Every line that includes the word "caption" is to be listed.

#####

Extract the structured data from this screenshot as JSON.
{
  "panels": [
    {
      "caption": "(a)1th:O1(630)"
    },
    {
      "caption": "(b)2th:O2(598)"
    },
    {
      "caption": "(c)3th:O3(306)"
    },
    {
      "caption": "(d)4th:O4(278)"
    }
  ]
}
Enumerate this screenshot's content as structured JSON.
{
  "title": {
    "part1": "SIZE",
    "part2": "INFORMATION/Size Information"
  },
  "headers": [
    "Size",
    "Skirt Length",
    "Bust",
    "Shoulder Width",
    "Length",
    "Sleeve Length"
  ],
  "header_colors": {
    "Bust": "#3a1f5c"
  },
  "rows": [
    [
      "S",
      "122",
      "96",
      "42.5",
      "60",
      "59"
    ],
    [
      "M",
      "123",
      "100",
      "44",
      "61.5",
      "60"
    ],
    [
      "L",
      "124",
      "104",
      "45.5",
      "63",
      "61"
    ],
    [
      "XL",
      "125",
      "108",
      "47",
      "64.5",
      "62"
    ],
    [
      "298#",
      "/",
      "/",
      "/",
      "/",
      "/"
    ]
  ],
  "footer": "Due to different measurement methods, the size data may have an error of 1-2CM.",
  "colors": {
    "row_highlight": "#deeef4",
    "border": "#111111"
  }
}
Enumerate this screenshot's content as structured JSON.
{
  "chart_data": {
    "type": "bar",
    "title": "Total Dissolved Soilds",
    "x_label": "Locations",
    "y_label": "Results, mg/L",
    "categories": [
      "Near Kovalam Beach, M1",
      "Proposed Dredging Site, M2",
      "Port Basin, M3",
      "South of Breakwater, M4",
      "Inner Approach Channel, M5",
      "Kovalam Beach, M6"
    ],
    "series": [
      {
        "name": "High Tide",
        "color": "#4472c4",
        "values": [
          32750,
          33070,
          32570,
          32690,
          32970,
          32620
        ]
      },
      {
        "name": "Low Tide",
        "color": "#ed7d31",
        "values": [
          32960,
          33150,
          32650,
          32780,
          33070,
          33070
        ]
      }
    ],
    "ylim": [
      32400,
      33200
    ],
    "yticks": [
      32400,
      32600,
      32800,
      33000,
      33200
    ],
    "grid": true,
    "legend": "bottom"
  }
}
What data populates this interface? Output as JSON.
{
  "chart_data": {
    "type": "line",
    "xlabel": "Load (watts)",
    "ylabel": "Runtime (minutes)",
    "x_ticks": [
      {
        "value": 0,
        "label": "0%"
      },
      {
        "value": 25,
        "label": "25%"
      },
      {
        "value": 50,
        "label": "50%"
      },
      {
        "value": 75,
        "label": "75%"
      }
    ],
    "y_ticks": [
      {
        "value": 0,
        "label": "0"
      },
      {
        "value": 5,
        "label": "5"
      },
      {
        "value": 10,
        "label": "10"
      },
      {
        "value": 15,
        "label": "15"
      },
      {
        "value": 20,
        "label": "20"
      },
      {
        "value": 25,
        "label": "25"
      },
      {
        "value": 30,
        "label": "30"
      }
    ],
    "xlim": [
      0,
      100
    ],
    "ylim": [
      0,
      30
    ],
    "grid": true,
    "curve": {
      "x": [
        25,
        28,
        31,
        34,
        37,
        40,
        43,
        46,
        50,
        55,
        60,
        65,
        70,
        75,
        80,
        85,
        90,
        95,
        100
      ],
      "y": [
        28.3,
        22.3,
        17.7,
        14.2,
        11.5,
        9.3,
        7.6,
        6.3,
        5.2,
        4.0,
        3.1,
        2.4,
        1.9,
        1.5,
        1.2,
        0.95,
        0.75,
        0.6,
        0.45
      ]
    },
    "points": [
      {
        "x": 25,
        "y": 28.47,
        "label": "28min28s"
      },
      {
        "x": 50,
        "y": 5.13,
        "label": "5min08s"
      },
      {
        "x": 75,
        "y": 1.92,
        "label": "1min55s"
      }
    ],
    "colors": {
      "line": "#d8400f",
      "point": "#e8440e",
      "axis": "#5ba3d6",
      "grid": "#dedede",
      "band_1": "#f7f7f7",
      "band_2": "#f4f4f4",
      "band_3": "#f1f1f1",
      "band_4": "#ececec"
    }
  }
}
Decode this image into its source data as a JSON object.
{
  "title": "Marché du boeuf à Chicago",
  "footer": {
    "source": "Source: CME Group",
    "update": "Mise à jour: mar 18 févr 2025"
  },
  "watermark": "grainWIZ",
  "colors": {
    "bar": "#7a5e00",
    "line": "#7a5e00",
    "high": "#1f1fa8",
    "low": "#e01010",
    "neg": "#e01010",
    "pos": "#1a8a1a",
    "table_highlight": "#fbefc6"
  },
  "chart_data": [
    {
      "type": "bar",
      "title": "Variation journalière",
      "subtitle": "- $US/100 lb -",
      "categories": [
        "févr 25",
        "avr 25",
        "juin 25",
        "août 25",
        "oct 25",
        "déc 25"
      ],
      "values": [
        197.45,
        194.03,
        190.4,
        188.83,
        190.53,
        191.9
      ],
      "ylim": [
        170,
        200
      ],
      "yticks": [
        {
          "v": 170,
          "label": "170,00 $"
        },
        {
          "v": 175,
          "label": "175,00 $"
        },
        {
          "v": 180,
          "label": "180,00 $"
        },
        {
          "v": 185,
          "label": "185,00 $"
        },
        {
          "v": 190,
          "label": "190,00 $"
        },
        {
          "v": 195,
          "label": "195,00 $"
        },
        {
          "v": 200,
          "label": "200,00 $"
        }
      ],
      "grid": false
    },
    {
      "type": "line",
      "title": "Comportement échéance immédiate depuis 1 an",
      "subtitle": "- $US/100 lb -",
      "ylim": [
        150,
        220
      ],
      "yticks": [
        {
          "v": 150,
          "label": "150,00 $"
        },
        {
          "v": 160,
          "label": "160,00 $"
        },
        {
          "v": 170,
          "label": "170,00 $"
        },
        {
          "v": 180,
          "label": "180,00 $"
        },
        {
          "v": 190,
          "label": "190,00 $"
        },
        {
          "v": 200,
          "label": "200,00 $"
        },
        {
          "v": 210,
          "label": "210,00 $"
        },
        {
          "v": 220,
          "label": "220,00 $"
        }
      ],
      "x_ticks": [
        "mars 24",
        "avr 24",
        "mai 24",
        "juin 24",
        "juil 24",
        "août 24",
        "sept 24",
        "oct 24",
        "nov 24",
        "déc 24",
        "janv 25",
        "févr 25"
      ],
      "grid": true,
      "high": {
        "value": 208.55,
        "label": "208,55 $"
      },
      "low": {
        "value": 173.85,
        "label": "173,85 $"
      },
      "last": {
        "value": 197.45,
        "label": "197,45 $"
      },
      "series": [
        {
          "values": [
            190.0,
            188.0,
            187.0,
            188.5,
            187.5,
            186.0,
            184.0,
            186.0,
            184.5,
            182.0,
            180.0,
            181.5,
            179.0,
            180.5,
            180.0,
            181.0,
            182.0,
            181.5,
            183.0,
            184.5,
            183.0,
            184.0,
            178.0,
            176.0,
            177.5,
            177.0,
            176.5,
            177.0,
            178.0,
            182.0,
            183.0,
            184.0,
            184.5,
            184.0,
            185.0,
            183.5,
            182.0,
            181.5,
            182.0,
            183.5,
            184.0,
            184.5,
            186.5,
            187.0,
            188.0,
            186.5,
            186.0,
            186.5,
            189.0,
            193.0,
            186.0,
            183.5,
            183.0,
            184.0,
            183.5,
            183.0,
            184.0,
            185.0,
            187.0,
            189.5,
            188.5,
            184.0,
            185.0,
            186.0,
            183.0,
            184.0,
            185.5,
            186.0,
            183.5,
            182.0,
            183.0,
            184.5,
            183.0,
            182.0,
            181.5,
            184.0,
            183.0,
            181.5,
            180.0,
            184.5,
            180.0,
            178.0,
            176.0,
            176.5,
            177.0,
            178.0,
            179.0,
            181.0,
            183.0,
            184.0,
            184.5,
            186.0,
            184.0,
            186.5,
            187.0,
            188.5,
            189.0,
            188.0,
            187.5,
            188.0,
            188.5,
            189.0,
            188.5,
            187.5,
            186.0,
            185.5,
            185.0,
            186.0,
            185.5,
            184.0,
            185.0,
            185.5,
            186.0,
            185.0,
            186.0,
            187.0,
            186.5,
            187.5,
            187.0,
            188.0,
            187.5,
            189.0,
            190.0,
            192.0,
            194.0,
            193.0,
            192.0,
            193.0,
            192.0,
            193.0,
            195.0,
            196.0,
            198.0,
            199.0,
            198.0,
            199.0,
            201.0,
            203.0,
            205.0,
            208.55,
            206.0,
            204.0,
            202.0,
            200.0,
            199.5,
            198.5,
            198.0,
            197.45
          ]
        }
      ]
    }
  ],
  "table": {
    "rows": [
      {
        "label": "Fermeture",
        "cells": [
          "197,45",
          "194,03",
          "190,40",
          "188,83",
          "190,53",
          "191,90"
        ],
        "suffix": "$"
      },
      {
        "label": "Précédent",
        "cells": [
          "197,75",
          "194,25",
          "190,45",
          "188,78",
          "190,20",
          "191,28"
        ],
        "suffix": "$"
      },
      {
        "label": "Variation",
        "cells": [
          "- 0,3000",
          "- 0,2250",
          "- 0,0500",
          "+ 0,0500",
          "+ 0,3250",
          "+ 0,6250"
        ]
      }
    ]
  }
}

#####

**Written answer**
      "caption": "(a)1th:O1(630)"
      "caption": "(b)2th:O2(598)"
      "caption": "(c)3th:O3(306)"
      "caption": "(d)4th:O4(278)"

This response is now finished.